JOBS ::
**A)** Repeat word for word the part of the account of Hedley's career between "Cricket career" and "again for Kent.", inclusive.
**B)** Pick up the account of Hedley's career after its final sentence and continue it.

TEXT SHOWN ::
===============

General Staff and First World War
Hedley was appointed a General Staff Officer, Grade 1 at the War Office on 20 September 1911, and took command of the Geographical Section General Staff, known as MO4. The MO prefix stood for "Military Operations" and in 1916 would be changed to "Military Intelligence". Hedley succeeded Charles Close who had been appointed Director General of the Ordnance Survey. The duties of the department were to provide to the British Army maps of all areas of the world—other than the United Kingdom, for which the Ordnance Survey was responsible, and India, which was the responsibility of the India Office, via the Survey of India. Its remit also extended to advising government departments on geographical matters, particular relating to international boundaries.

In preparation for a possible war in Europe, Hedley directed that maps of France and Flanders be produced and stock-piled and that survey work should be carried out in strategically important locations such as Palestine and the Balkans. A mobile map printing section was also established prior to the break out of the First World War, Hedley drawing on his experiences providing maps in South Africa where the ability to produce maps locally had proved vital. He was promoted colonel in December 1913 and remained the technical advisor and manager for MI4 at the War Office throughout the war and he was influential in encouraging the development of sound ranging to survey enemy artillery positions.

Hedley was appointed Companion of the Order of the Bath (CB) in 1915, Commander of the Order of St Michael and St George (CMG) in 1917 and Knight Commander of the Order of the British Empire in 1919. He received the Legion d'Honneur, Ordre de Léopold and Officier of the Ordre de la Couronne as a result of his war service and retired in December 1920, having reached the upper age limit for service.

Cricket career

Hedley played cricket whilst at Woolwich and for the Royal Engineers Cricket Club. He first played for Somerset County Cricket Club in 1886 before the side had first-class status before making his first-class cricket debut for the Gentlemen of England against Cambridge University in 1888. After playing a second match for the Gentlemen against Oxford University, Hedley made his top-level county debut later in the same season for Kent County Cricket Club against Gloucestershire at Blackheath. Hedley represented Kent in two further matches during 1888. After he took 14 Middlesex wickets at Lord's doubts were expressed about his delivery. With Lord Harris, who captained Kent and was a key force within cricket, "striving to stamp out unfair bowling", Hedley's action was assessed by an independent observer in his next county match. As a result, he did not play again for Kent.

He played for I Zingari against the Gentlemen of England three years running from 1888 as part of the Scarborough Festival and for Marylebone Cricket Club (MCC) before becoming a regular in the Somerset side in 1892. Hedley played 84 first-class matches for Somerset from 1892 to 1904, with his final first-class match for the county coming against Hampshire. He scored 2,395 runs at a batting average of 18.14, with two centuries and a high score of 102 against Yorkshire in 1892 and took 254 wickets at an average of 20.77 runs, including 14 five wicket hauls, three ten wicket hauls and best figures of eight for 18 against Yorkshire in 1895. His service in South Africa during the Second Boer War meant that he did not play at all for the county between the end of the 1899 season and the start of the 1903 season. His bowling action was again the subject of discussion in December 1900, when the county captains met to discuss unfair bowling. As a result, Hedley was one of eight cricketers banned from bowling in county cricket in the 1901 season.

===============

Box coordinate listings ::
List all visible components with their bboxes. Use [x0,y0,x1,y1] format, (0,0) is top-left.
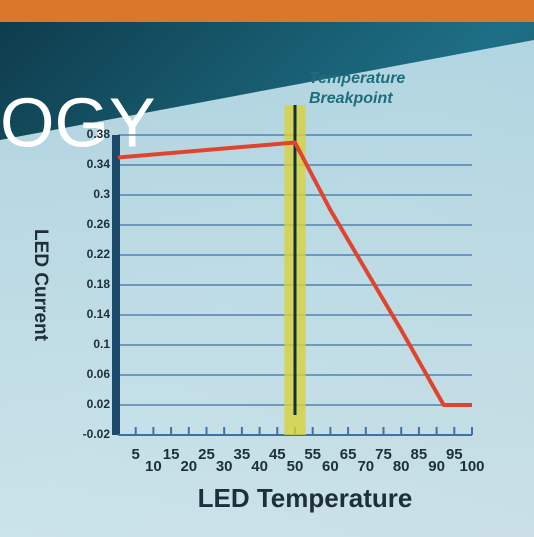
y-tick-label: 0.1 [93,337,110,351]
x-tick-label: 20 [180,458,197,475]
x-tick-label: 40 [251,458,268,475]
x-tick-label: 90 [428,458,445,475]
y-tick-label: 0.18 [87,277,111,291]
x-tick-label: 75 [375,446,392,463]
x-tick-label: 55 [304,446,321,463]
x-tick-label: 30 [216,458,233,475]
annotation: Temperature [309,70,405,87]
x-tick-label: 80 [393,458,410,475]
y-axis-label: LED Current [30,229,51,342]
x-tick-label: 60 [322,458,339,475]
y-axis-bar [112,135,120,435]
x-tick-label: 5 [132,446,140,463]
annotation: Breakpoint [309,90,393,107]
y-tick-label: 0.22 [87,247,111,261]
x-tick-label: 10 [145,458,162,475]
chart: OGY -0.02 0.02 0.06 0.1 0.14 0.18 0.22 0.26 0.3 0… [0,0,534,537]
x-tick-label: 100 [459,458,484,475]
x-tick-label: 85 [411,446,428,463]
x-tick-label: 50 [287,458,304,475]
x-tick-label: 45 [269,446,286,463]
y-tick-label: 0.06 [87,367,111,381]
top-strip [0,0,534,22]
x-axis-label: LED Temperature [198,483,413,513]
y-tick-label: 0.02 [87,397,111,411]
x-tick-label: 25 [198,446,215,463]
y-tick-label: 0.38 [87,127,111,141]
x-tick-label: 35 [234,446,251,463]
x-tick-label: 15 [163,446,180,463]
y-tick-label: 0.3 [93,187,110,201]
page: OGY -0.02 0.02 0.06 0.1 0.14 0.18 0.22 0.26 0.3 0… [0,0,534,537]
y-tick-label: 0.34 [87,157,111,171]
y-tick-label: 0.26 [87,217,111,231]
y-tick-label: -0.02 [83,427,111,441]
x-tick-label: 70 [357,458,374,475]
y-tick-label: 0.14 [87,307,111,321]
banner-text: OGY [0,83,156,161]
x-tick-label: 65 [340,446,357,463]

===============

FINAL RESULTS ::
**A)**
Cricket career

Hedley played cricket whilst at Woolwich and for the Royal Engineers Cricket Club. He first played for Somerset County Cricket Club in 1886 before the side had first-class status before making his first-class cricket debut for the Gentlemen of England against Cambridge University in 1888. After playing a second match for the Gentlemen against Oxford University, Hedley made his top-level county debut later in the same season for Kent County Cricket Club against Gloucestershire at Blackheath. Hedley represented Kent in two further matches during 1888. After he took 14 Middlesex wickets at Lord's doubts were expressed about his delivery. With Lord Harris, who captained Kent and was a key force within cricket, "striving to stamp out unfair bowling", Hedley's action was assessed by an independent observer in his next county match. As a result, he did not play again for Kent.

**B)**
In 1902 Hedley played for Devon in a three Minor Counties Championship matches and was awarded a Devon county cap. In 1905 Hedley, then working at Southampton for the Ordnance Survey, joined Hampshire, playing three times for the county during the season before serving in India from 1906.

Family 
Hedley married Anna Susan Fellowes in 1894 at Gibraltar Cathedral. Her father, James Fellowes, was a Colonel in the Royal Engineers who had worked at the Ordnance Survey and played for Kent County Cricket Club in the 1870s. The couple had three daughters: Rosalind who married Henry Frank Heywood, Kathleen and Christian Elizabeth Ann who married Cecil De Sauzmerez, of Sausmarez Manor in Guernsey.

Later life 
After retiring in 1920, Hedley was a Fellow of the Royal Geographical Society. He served on the society's council. He remained involved in cricket, and in 1926 wrote a letter to the editor of The Times, suggesting that a change be made to the leg before wicket law in order to prevent high-scoring matches, an opinion he reiterated in another letter to that paper in 1928. He died in December 1937 at Sunningdale in Berkshire aged 72.

References

External links
 

1865 births
1937 deaths
People from Taunton Deane (district)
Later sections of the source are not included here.